## TEKS BACAAN
Perlindungan lain yang diberikan secara penuh, tanpa syarat, adalah perlindungan atas hak mogok. RUU Perlindungan Buruh menganggap bahwa mogok adalah senjata utama pekerja/buruh berhadapan dengan kecurangan pengusaha, serta untuk menggalang solidaritas antar sesama buruh dan sebagai alat politik kaum buruh.
Mengenai Kesetaraan Kesempatan Kerja
Pada garis besarnya, RUU Perlindungan Buruh mengusulkan adanya peraturan yang secara keras melarang terjadinya diskriminasi berdasarkan Suku, Agama, Ras, Pandangan Politik, Jenis Kelamin dan Usia. Prinsip anti-diskriminasi ini harus diberlakukan baik dalam proses pelatihan tenaga kerja, penerimaan dan seleksi pekerja baru, proses kerja sehari-hari, penggajian dan pemberian benefit maupun dalam persoalan perselisihan industrial. Dengan demikian diharapkan tiap individu pekerja benar-benar dihargai menurut keahliannya, bukan berdasarkan penilaian-penilaian lain yang sifatnya suka atau tidak suka.
Mengenai Jaminan Kepastian dan Keamanan Kerja
RUU Perlindungan Buruh mengambil posisi yang sama sekali bertentangan dengan posisi yang diambil oleh UUK no 13/2003. RUU Perlindungan Buruh berpijak pada anggapan bahwa buruh bukan sekedar “faktor produksi” melainkan manusia, sekaligus warganegara yang harus dilindungi ketika berhadapan dengan anasir-anasir yang berkehendak memiskinkannya – terlebih lagi jika anasir itu adalah anasir-anasir asing yang masuk ke Indonesia dengan niat menjalankan penjajahan gaya baru. Dengan demikian, dalam soal inilah RUU Perlindungan Buruh mengambil sikap paling keras: membatasi dengan ketat diberlakukannya sistem kontrak dan melarang diterapkannya outsourcing.
Dalam teknis pelaksanaannya, sikap yang diambil oleh RUU ini niscaya menghadapi banyak jebakan-jebakan sistem industrial dan hukum yang telah berlaku. Oleh karenanya, RUU Perlindungan Buruh mengambil langkah lebih mendasar yakni mengubah batasan tentang “pekerja” atau “buruh”. Dengan mengambil langkah ini, RUU Perlindungan Buruh tidak hanya melindungi mereka yang selama ini dianggap sebagai pekerja “formal” melainkan semua orang yang harus bekerja pada orang jika ingin mendapat penghidupan.
Mengenai Upah dan Pesangon
Pandangan RUU Perlindungan Buruh masih belum keluar dari lingkup teori kapitalisme mengenai upah minimum, yakni jumlah yang dibutuhkan agar buruh dapat melanjutkan kehidupannya dan datang lagi bekerja keesokan harinya. Hanya saja, RUU Perlindungan Buruh menganggap kaum pekerja sebagai warganegara yang berhak mendapatkan kesejahteraan, sehingga “hidup” dan “kehidupan” yang dimaksudkan dalam RUU ini adalah hidup layak. Oleh karena pertimbangan ini pula maka dalam RUU ini tidak dipakai istilah Upah Minimum, melainkan Upah Layak.

## DAFTAR TUGAS
• a. Jawab pertanyaan berikut berdasarkan teks tentang RUU Perlindungan Buruh.
(i) Diskriminasi berdasarkan apa saja yang ingin dilarang secara keras oleh RUU tersebut?
(ii) Sistem apa yang dilarang diterapkan menurut RUU tersebut?
(iii) Istilah apa yang dipakai RUU tersebut sebagai pengganti Upah Minimum?
• b. Salin tanpa perubahan bagian teks tentang RUU Perlindungan Buruh, mulai dari "Dalam teknis pelaksanaannya, sikap" dan berakhir pada "ingin mendapat penghidupan.".

## BAHAN YANG DISEDIAKAN
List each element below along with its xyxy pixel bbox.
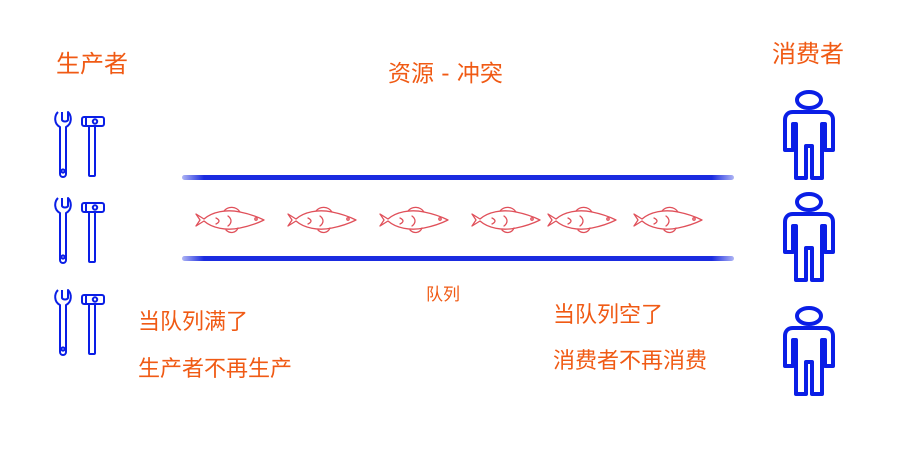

## JAWABAN
• a.
(i) Suku, Agama, Ras, Pandangan Politik, Jenis Kelamin dan Usia.
(ii) Outsourcing.
(iii) Upah Layak.

• b.
Dalam teknis pelaksanaannya, sikap yang diambil oleh RUU ini niscaya menghadapi banyak jebakan-jebakan sistem industrial dan hukum yang telah berlaku. Oleh karenanya, RUU Perlindungan Buruh mengambil langkah lebih mendasar yakni mengubah batasan tentang “pekerja” atau “buruh”. Dengan mengambil langkah ini, RUU Perlindungan Buruh tidak hanya melindungi mereka yang selama ini dianggap sebagai pekerja “formal” melainkan semua orang yang harus bekerja pada orang jika ingin mendapat penghidupan.